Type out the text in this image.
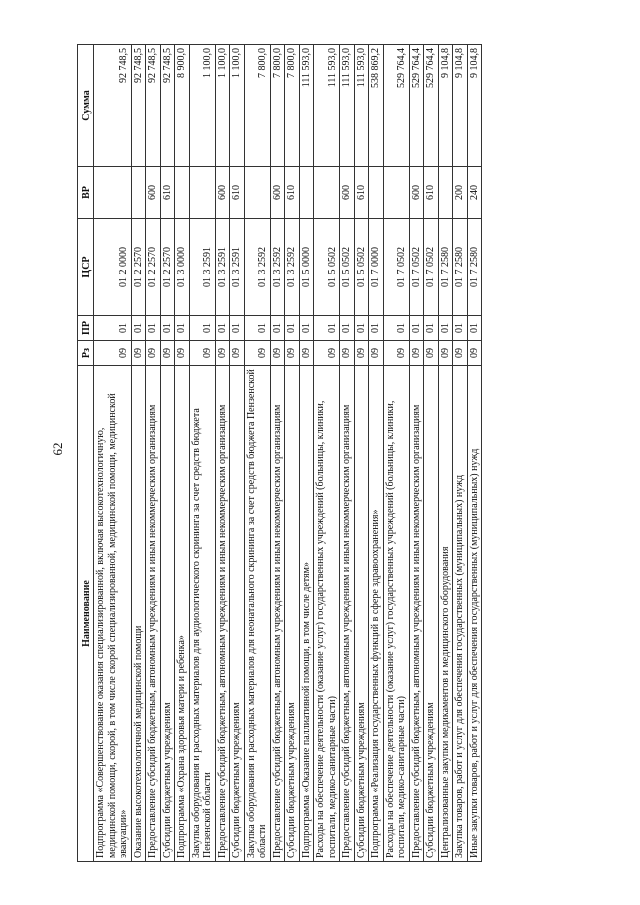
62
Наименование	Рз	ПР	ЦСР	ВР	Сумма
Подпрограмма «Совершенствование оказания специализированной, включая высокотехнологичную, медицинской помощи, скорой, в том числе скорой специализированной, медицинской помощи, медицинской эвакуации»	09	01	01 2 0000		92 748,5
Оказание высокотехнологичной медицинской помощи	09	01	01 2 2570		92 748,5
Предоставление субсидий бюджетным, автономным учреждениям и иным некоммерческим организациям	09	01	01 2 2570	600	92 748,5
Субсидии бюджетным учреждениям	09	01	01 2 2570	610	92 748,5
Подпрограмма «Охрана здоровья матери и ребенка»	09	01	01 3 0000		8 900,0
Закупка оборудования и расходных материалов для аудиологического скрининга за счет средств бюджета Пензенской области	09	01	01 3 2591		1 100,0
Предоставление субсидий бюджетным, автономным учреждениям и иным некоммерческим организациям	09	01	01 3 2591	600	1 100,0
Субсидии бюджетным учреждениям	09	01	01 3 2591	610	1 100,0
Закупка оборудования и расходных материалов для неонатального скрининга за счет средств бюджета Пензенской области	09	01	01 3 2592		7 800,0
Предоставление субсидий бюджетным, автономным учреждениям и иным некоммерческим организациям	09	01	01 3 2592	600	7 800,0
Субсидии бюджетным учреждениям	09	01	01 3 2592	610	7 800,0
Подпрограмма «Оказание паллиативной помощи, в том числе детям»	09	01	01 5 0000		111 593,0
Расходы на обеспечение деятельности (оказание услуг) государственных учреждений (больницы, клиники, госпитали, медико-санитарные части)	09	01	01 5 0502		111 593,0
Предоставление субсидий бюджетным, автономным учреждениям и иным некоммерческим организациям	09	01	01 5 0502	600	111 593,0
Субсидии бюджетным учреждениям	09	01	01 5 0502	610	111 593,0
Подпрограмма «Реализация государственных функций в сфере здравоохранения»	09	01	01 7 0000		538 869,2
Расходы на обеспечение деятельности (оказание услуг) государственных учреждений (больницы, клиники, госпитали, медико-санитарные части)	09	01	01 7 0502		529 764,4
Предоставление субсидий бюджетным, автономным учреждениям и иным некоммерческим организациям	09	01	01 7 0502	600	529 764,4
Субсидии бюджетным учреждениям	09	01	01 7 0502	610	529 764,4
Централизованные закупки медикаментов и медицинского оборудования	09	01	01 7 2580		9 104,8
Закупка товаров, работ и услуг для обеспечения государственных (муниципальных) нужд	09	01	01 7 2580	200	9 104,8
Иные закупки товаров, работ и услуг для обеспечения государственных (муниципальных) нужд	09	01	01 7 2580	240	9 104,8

==

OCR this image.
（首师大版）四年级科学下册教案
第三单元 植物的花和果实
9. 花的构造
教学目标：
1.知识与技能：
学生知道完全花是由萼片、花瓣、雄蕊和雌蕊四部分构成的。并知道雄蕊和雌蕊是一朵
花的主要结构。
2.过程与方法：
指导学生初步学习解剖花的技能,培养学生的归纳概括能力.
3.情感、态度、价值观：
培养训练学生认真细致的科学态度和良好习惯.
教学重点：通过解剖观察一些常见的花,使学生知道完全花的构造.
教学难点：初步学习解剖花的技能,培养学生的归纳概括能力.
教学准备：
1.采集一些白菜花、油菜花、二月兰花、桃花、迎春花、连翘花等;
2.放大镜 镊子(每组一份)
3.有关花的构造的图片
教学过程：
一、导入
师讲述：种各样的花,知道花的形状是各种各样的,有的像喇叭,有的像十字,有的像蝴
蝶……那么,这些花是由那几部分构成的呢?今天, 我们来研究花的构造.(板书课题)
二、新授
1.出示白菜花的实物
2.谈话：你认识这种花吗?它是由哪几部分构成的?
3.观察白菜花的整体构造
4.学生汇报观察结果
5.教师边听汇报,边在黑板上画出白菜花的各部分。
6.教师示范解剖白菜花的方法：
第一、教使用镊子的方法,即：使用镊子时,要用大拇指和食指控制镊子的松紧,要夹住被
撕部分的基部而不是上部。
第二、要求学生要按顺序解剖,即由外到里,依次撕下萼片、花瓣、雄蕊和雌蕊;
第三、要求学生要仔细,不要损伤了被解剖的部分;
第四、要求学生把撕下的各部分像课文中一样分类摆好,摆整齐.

--

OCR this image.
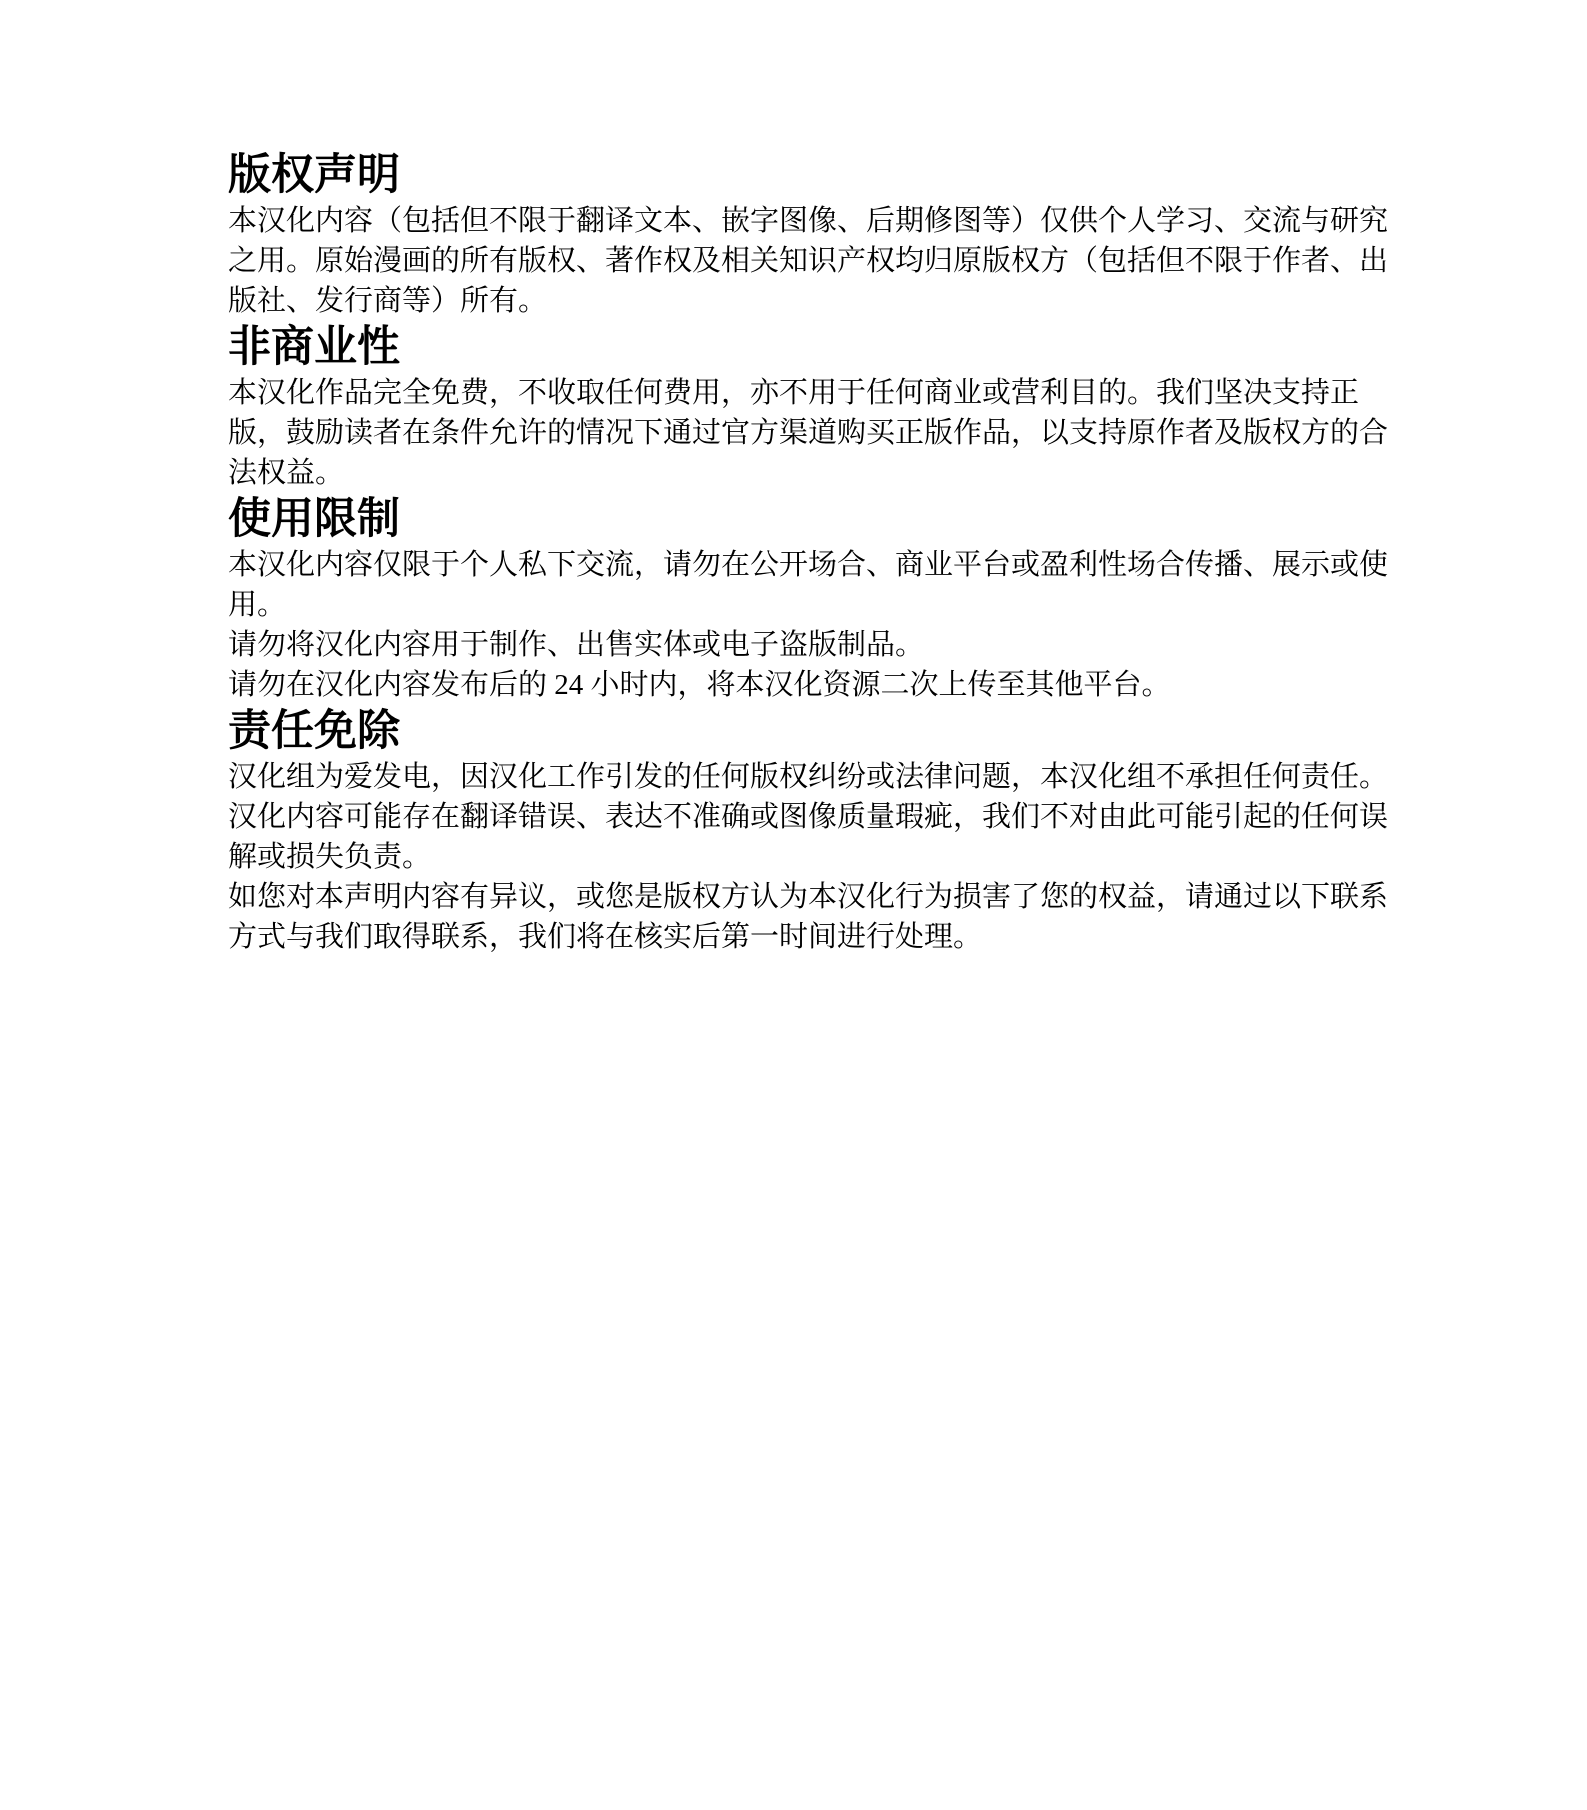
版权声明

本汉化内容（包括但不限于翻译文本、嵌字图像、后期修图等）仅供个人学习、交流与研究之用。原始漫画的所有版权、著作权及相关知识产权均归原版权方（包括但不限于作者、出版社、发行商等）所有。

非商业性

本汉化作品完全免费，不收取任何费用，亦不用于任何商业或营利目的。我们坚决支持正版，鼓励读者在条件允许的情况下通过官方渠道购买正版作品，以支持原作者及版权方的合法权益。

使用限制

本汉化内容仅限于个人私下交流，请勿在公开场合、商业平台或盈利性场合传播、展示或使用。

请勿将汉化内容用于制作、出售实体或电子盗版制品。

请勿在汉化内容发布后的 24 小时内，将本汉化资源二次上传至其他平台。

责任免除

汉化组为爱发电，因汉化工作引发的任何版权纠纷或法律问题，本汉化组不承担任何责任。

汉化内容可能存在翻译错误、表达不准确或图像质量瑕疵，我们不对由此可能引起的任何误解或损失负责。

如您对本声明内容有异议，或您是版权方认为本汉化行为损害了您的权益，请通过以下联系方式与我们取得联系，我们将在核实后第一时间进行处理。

• Task description: Filter for "больницы". Return all lines that hold it.

• Output of the task:
Расходы на обеспечение деятельности (оказание услуг) государственных учреждений (больницы, клиники, госпитали, медико-санитарные части)	09	01	01 5 0502		111 593,0
Расходы на обеспечение деятельности (оказание услуг) государственных учреждений (больницы, клиники, госпитали, медико-санитарные части)	09	01	01 7 0502		529 764,4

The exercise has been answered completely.